Document text records
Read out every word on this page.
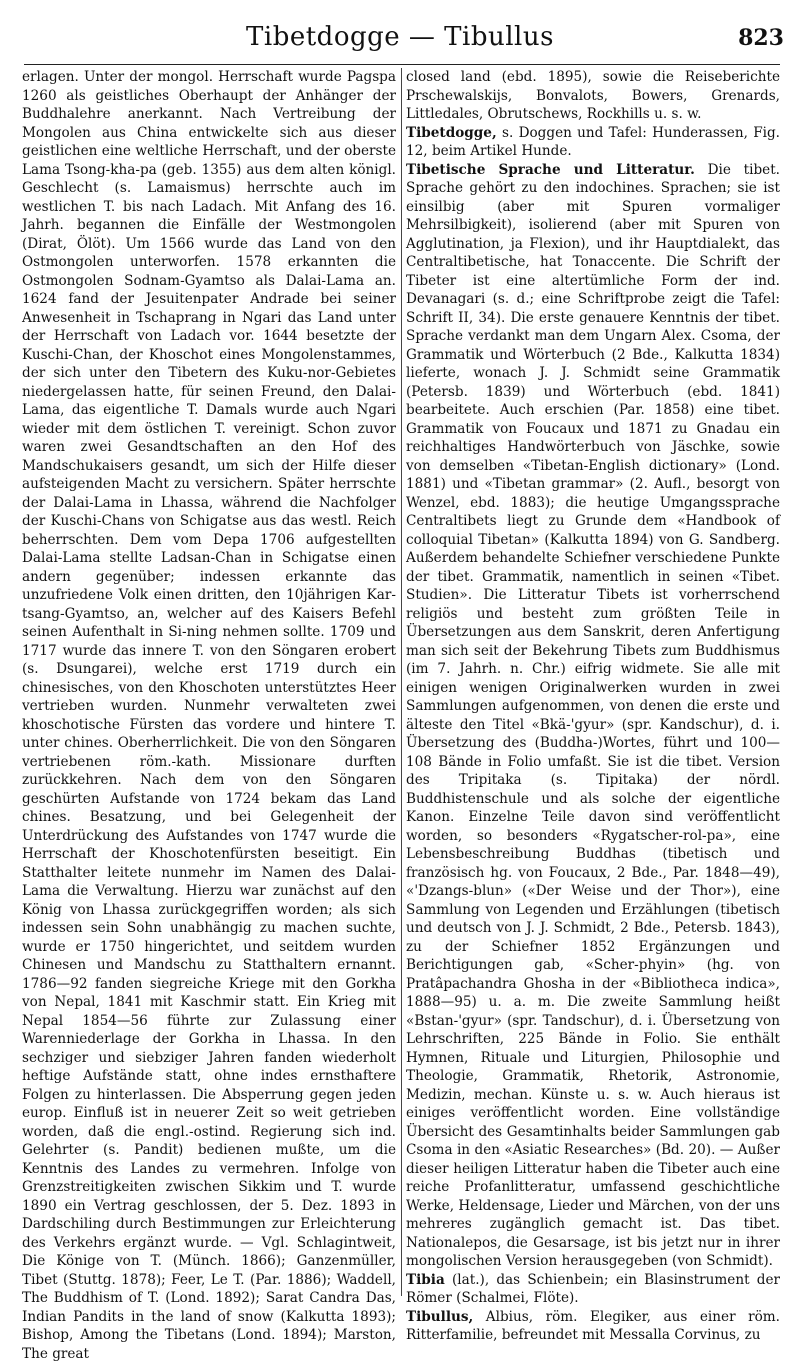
Tibetdogge — Tibullus	823

erlagen. Unter der mongol. Herrschaft wurde Pagspa 1260 als geistliches Oberhaupt der Anhänger der Buddhalehre anerkannt. Nach Vertreibung der Mongolen aus China entwickelte sich aus dieser geistlichen eine weltliche Herrschaft, und der oberste Lama Tsong-kha-pa (geb. 1355) aus dem alten königl. Geschlecht (s. Lamaismus) herrschte auch im westlichen T. bis nach Ladach. Mit Anfang des 16. Jahrh. begannen die Einfälle der Westmongolen (Dirat, Ölöt). Um 1566 wurde das Land von den Ostmongolen unterworfen. 1578 erkannten die Ostmongolen Sodnam-Gyamtso als Dalai-Lama an. 1624 fand der Jesuitenpater Andrade bei seiner Anwesenheit in Tschaprang in Ngari das Land unter der Herrschaft von Ladach vor. 1644 besetzte der Kuschi-Chan, der Khoschot eines Mongolenstammes, der sich unter den Tibetern des Kuku-nor-Gebietes niedergelassen hatte, für seinen Freund, den Dalai-Lama, das eigentliche T. Damals wurde auch Ngari wieder mit dem östlichen T. vereinigt. Schon zuvor waren zwei Gesandtschaften an den Hof des Mandschukaisers gesandt, um sich der Hilfe dieser aufsteigenden Macht zu versichern. Später herrschte der Dalai-Lama in Lhassa, während die Nachfolger der Kuschi-Chans von Schigatse aus das westl. Reich beherrschten. Dem vom Depa 1706 aufgestellten Dalai-Lama stellte Ladsan-Chan in Schigatse einen andern gegenüber; indessen erkannte das unzufriedene Volk einen dritten, den 10jährigen Kar-tsang-Gyamtso, an, welcher auf des Kaisers Befehl seinen Aufenthalt in Si-ning nehmen sollte. 1709 und 1717 wurde das innere T. von den Söngaren erobert (s. Dsungarei), welche erst 1719 durch ein chinesisches, von den Khoschoten unterstütztes Heer vertrieben wurden. Nunmehr verwalteten zwei khoschotische Fürsten das vordere und hintere T. unter chines. Oberherrlichkeit. Die von den Söngaren vertriebenen röm.-kath. Missionare durften zurückkehren. Nach dem von den Söngaren geschürten Aufstande von 1724 bekam das Land chines. Besatzung, und bei Gelegenheit der Unterdrückung des Aufstandes von 1747 wurde die Herrschaft der Khoschotenfürsten beseitigt. Ein Statthalter leitete nunmehr im Namen des Dalai-Lama die Verwaltung. Hierzu war zunächst auf den König von Lhassa zurückgegriffen worden; als sich indessen sein Sohn unabhängig zu machen suchte, wurde er 1750 hingerichtet, und seitdem wurden Chinesen und Mandschu zu Statthaltern ernannt. 1786—92 fanden siegreiche Kriege mit den Gorkha von Nepal, 1841 mit Kaschmir statt. Ein Krieg mit Nepal 1854—56 führte zur Zulassung einer Warenniederlage der Gorkha in Lhassa. In den sechziger und siebziger Jahren fanden wiederholt heftige Aufstände statt, ohne indes ernsthaftere Folgen zu hinterlassen. Die Absperrung gegen jeden europ. Einfluß ist in neuerer Zeit so weit getrieben worden, daß die engl.-ostind. Regierung sich ind. Gelehrter (s. Pandit) bedienen mußte, um die Kenntnis des Landes zu vermehren. Infolge von Grenzstreitigkeiten zwischen Sikkim und T. wurde 1890 ein Vertrag geschlossen, der 5. Dez. 1893 in Dardschiling durch Bestimmungen zur Erleichterung des Verkehrs ergänzt wurde. — Vgl. Schlagintweit, Die Könige von T. (Münch. 1866); Ganzenmüller, Tibet (Stuttg. 1878); Feer, Le T. (Par. 1886); Waddell, The Buddhism of T. (Lond. 1892); Sarat Candra Das, Indian Pandits in the land of snow (Kalkutta 1893); Bishop, Among the Tibetans (Lond. 1894); Marston, The great

closed land (ebd. 1895), sowie die Reiseberichte Prschewalskijs, Bonvalots, Bowers, Grenards, Littledales, Obrutschews, Rockhills u. s. w.

Tibetdogge, s. Doggen und Tafel: Hunderassen, Fig. 12, beim Artikel Hunde.

Tibetische Sprache und Litteratur. Die tibet. Sprache gehört zu den indochines. Sprachen; sie ist einsilbig (aber mit Spuren vormaliger Mehrsilbigkeit), isolierend (aber mit Spuren von Agglutination, ja Flexion), und ihr Hauptdialekt, das Centraltibetische, hat Tonaccente. Die Schrift der Tibeter ist eine altertümliche Form der ind. Devanagari (s. d.; eine Schriftprobe zeigt die Tafel: Schrift II, 34). Die erste genauere Kenntnis der tibet. Sprache verdankt man dem Ungarn Alex. Csoma, der Grammatik und Wörterbuch (2 Bde., Kalkutta 1834) lieferte, wonach J. J. Schmidt seine Grammatik (Petersb. 1839) und Wörterbuch (ebd. 1841) bearbeitete. Auch erschien (Par. 1858) eine tibet. Grammatik von Foucaux und 1871 zu Gnadau ein reichhaltiges Handwörterbuch von Jäschke, sowie von demselben «Tibetan-English dictionary» (Lond. 1881) und «Tibetan grammar» (2. Aufl., besorgt von Wenzel, ebd. 1883); die heutige Umgangssprache Centraltibets liegt zu Grunde dem «Handbook of colloquial Tibetan» (Kalkutta 1894) von G. Sandberg. Außerdem behandelte Schiefner verschiedene Punkte der tibet. Grammatik, namentlich in seinen «Tibet. Studien». Die Litteratur Tibets ist vorherrschend religiös und besteht zum größten Teile in Übersetzungen aus dem Sanskrit, deren Anfertigung man sich seit der Bekehrung Tibets zum Buddhismus (im 7. Jahrh. n. Chr.) eifrig widmete. Sie alle mit einigen wenigen Originalwerken wurden in zwei Sammlungen aufgenommen, von denen die erste und älteste den Titel «Bkä-'gyur» (spr. Kandschur), d. i. Übersetzung des (Buddha-)Wortes, führt und 100—108 Bände in Folio umfaßt. Sie ist die tibet. Version des Tripitaka (s. Tipitaka) der nördl. Buddhistenschule und als solche der eigentliche Kanon. Einzelne Teile davon sind veröffentlicht worden, so besonders «Rygatscher-rol-pa», eine Lebensbeschreibung Buddhas (tibetisch und französisch hg. von Foucaux, 2 Bde., Par. 1848—49), «'Dzangs-blun» («Der Weise und der Thor»), eine Sammlung von Legenden und Erzählungen (tibetisch und deutsch von J. J. Schmidt, 2 Bde., Petersb. 1843), zu der Schiefner 1852 Ergänzungen und Berichtigungen gab, «Scher-phyin» (hg. von Pratâpachandra Ghosha in der «Bibliotheca indica», 1888—95) u. a. m. Die zweite Sammlung heißt «Bstan-'gyur» (spr. Tandschur), d. i. Übersetzung von Lehrschriften, 225 Bände in Folio. Sie enthält Hymnen, Rituale und Liturgien, Philosophie und Theologie, Grammatik, Rhetorik, Astronomie, Medizin, mechan. Künste u. s. w. Auch hieraus ist einiges veröffentlicht worden. Eine vollständige Übersicht des Gesamtinhalts beider Sammlungen gab Csoma in den «Asiatic Researches» (Bd. 20). — Außer dieser heiligen Litteratur haben die Tibeter auch eine reiche Profanlitteratur, umfassend geschichtliche Werke, Heldensage, Lieder und Märchen, von der uns mehreres zugänglich gemacht ist. Das tibet. Nationalepos, die Gesarsage, ist bis jetzt nur in ihrer mongolischen Version herausgegeben (von Schmidt).

Tibia (lat.), das Schienbein; ein Blasinstrument der Römer (Schalmei, Flöte).

Tibullus, Albius, röm. Elegiker, aus einer röm. Ritterfamilie, befreundet mit Messalla Corvinus, zu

• [What the task requires] Transcribe the records above exactly as they appear, leaving out any pictures.

• [Reply]
Read out every word on this page.
Tibetdogge — Tibullus	823

erlagen. Unter der mongol. Herrschaft wurde Pagspa 1260 als geistliches Oberhaupt der Anhänger der Buddhalehre anerkannt. Nach Vertreibung der Mongolen aus China entwickelte sich aus dieser geistlichen eine weltliche Herrschaft, und der oberste Lama Tsong-kha-pa (geb. 1355) aus dem alten königl. Geschlecht (s. Lamaismus) herrschte auch im westlichen T. bis nach Ladach. Mit Anfang des 16. Jahrh. begannen die Einfälle der Westmongolen (Dirat, Ölöt). Um 1566 wurde das Land von den Ostmongolen unterworfen. 1578 erkannten die Ostmongolen Sodnam-Gyamtso als Dalai-Lama an. 1624 fand der Jesuitenpater Andrade bei seiner Anwesenheit in Tschaprang in Ngari das Land unter der Herrschaft von Ladach vor. 1644 besetzte der Kuschi-Chan, der Khoschot eines Mongolenstammes, der sich unter den Tibetern des Kuku-nor-Gebietes niedergelassen hatte, für seinen Freund, den Dalai-Lama, das eigentliche T. Damals wurde auch Ngari wieder mit dem östlichen T. vereinigt. Schon zuvor waren zwei Gesandtschaften an den Hof des Mandschukaisers gesandt, um sich der Hilfe dieser aufsteigenden Macht zu versichern. Später herrschte der Dalai-Lama in Lhassa, während die Nachfolger der Kuschi-Chans von Schigatse aus das westl. Reich beherrschten. Dem vom Depa 1706 aufgestellten Dalai-Lama stellte Ladsan-Chan in Schigatse einen andern gegenüber; indessen erkannte das unzufriedene Volk einen dritten, den 10jährigen Kar-tsang-Gyamtso, an, welcher auf des Kaisers Befehl seinen Aufenthalt in Si-ning nehmen sollte. 1709 und 1717 wurde das innere T. von den Söngaren erobert (s. Dsungarei), welche erst 1719 durch ein chinesisches, von den Khoschoten unterstütztes Heer vertrieben wurden. Nunmehr verwalteten zwei khoschotische Fürsten das vordere und hintere T. unter chines. Oberherrlichkeit. Die von den Söngaren vertriebenen röm.-kath. Missionare durften zurückkehren. Nach dem von den Söngaren geschürten Aufstande von 1724 bekam das Land chines. Besatzung, und bei Gelegenheit der Unterdrückung des Aufstandes von 1747 wurde die Herrschaft der Khoschotenfürsten beseitigt. Ein Statthalter leitete nunmehr im Namen des Dalai-Lama die Verwaltung. Hierzu war zunächst auf den König von Lhassa zurückgegriffen worden; als sich indessen sein Sohn unabhängig zu machen suchte, wurde er 1750 hingerichtet, und seitdem wurden Chinesen und Mandschu zu Statthaltern ernannt. 1786—92 fanden siegreiche Kriege mit den Gorkha von Nepal, 1841 mit Kaschmir statt. Ein Krieg mit Nepal 1854—56 führte zur Zulassung einer Warenniederlage der Gorkha in Lhassa. In den sechziger und siebziger Jahren fanden wiederholt heftige Aufstände statt, ohne indes ernsthaftere Folgen zu hinterlassen. Die Absperrung gegen jeden europ. Einfluß ist in neuerer Zeit so weit getrieben worden, daß die engl.-ostind. Regierung sich ind. Gelehrter (s. Pandit) bedienen mußte, um die Kenntnis des Landes zu vermehren. Infolge von Grenzstreitigkeiten zwischen Sikkim und T. wurde 1890 ein Vertrag geschlossen, der 5. Dez. 1893 in Dardschiling durch Bestimmungen zur Erleichterung des Verkehrs ergänzt wurde. — Vgl. Schlagintweit, Die Könige von T. (Münch. 1866); Ganzenmüller, Tibet (Stuttg. 1878); Feer, Le T. (Par. 1886); Waddell, The Buddhism of T. (Lond. 1892); Sarat Candra Das, Indian Pandits in the land of snow (Kalkutta 1893); Bishop, Among the Tibetans (Lond. 1894); Marston, The great

closed land (ebd. 1895), sowie die Reiseberichte Prschewalskijs, Bonvalots, Bowers, Grenards, Littledales, Obrutschews, Rockhills u. s. w.

Tibetdogge, s. Doggen und Tafel: Hunderassen, Fig. 12, beim Artikel Hunde.

Tibetische Sprache und Litteratur. Die tibet. Sprache gehört zu den indochines. Sprachen; sie ist einsilbig (aber mit Spuren vormaliger Mehrsilbigkeit), isolierend (aber mit Spuren von Agglutination, ja Flexion), und ihr Hauptdialekt, das Centraltibetische, hat Tonaccente. Die Schrift der Tibeter ist eine altertümliche Form der ind. Devanagari (s. d.; eine Schriftprobe zeigt die Tafel: Schrift II, 34). Die erste genauere Kenntnis der tibet. Sprache verdankt man dem Ungarn Alex. Csoma, der Grammatik und Wörterbuch (2 Bde., Kalkutta 1834) lieferte, wonach J. J. Schmidt seine Grammatik (Petersb. 1839) und Wörterbuch (ebd. 1841) bearbeitete. Auch erschien (Par. 1858) eine tibet. Grammatik von Foucaux und 1871 zu Gnadau ein reichhaltiges Handwörterbuch von Jäschke, sowie von demselben «Tibetan-English dictionary» (Lond. 1881) und «Tibetan grammar» (2. Aufl., besorgt von Wenzel, ebd. 1883); die heutige Umgangssprache Centraltibets liegt zu Grunde dem «Handbook of colloquial Tibetan» (Kalkutta 1894) von G. Sandberg. Außerdem behandelte Schiefner verschiedene Punkte der tibet. Grammatik, namentlich in seinen «Tibet. Studien». Die Litteratur Tibets ist vorherrschend religiös und besteht zum größten Teile in Übersetzungen aus dem Sanskrit, deren Anfertigung man sich seit der Bekehrung Tibets zum Buddhismus (im 7. Jahrh. n. Chr.) eifrig widmete. Sie alle mit einigen wenigen Originalwerken wurden in zwei Sammlungen aufgenommen, von denen die erste und älteste den Titel «Bkä-'gyur» (spr. Kandschur), d. i. Übersetzung des (Buddha-)Wortes, führt und 100—108 Bände in Folio umfaßt. Sie ist die tibet. Version des Tripitaka (s. Tipitaka) der nördl. Buddhistenschule und als solche der eigentliche Kanon. Einzelne Teile davon sind veröffentlicht worden, so besonders «Rygatscher-rol-pa», eine Lebensbeschreibung Buddhas (tibetisch und französisch hg. von Foucaux, 2 Bde., Par. 1848—49), «'Dzangs-blun» («Der Weise und der Thor»), eine Sammlung von Legenden und Erzählungen (tibetisch und deutsch von J. J. Schmidt, 2 Bde., Petersb. 1843), zu der Schiefner 1852 Ergänzungen und Berichtigungen gab, «Scher-phyin» (hg. von Pratâpachandra Ghosha in der «Bibliotheca indica», 1888—95) u. a. m. Die zweite Sammlung heißt «Bstan-'gyur» (spr. Tandschur), d. i. Übersetzung von Lehrschriften, 225 Bände in Folio. Sie enthält Hymnen, Rituale und Liturgien, Philosophie und Theologie, Grammatik, Rhetorik, Astronomie, Medizin, mechan. Künste u. s. w. Auch hieraus ist einiges veröffentlicht worden. Eine vollständige Übersicht des Gesamtinhalts beider Sammlungen gab Csoma in den «Asiatic Researches» (Bd. 20). — Außer dieser heiligen Litteratur haben die Tibeter auch eine reiche Profanlitteratur, umfassend geschichtliche Werke, Heldensage, Lieder und Märchen, von der uns mehreres zugänglich gemacht ist. Das tibet. Nationalepos, die Gesarsage, ist bis jetzt nur in ihrer mongolischen Version herausgegeben (von Schmidt).

Tibia (lat.), das Schienbein; ein Blasinstrument der Römer (Schalmei, Flöte).

Tibullus, Albius, röm. Elegiker, aus einer röm. Ritterfamilie, befreundet mit Messalla Corvinus, zu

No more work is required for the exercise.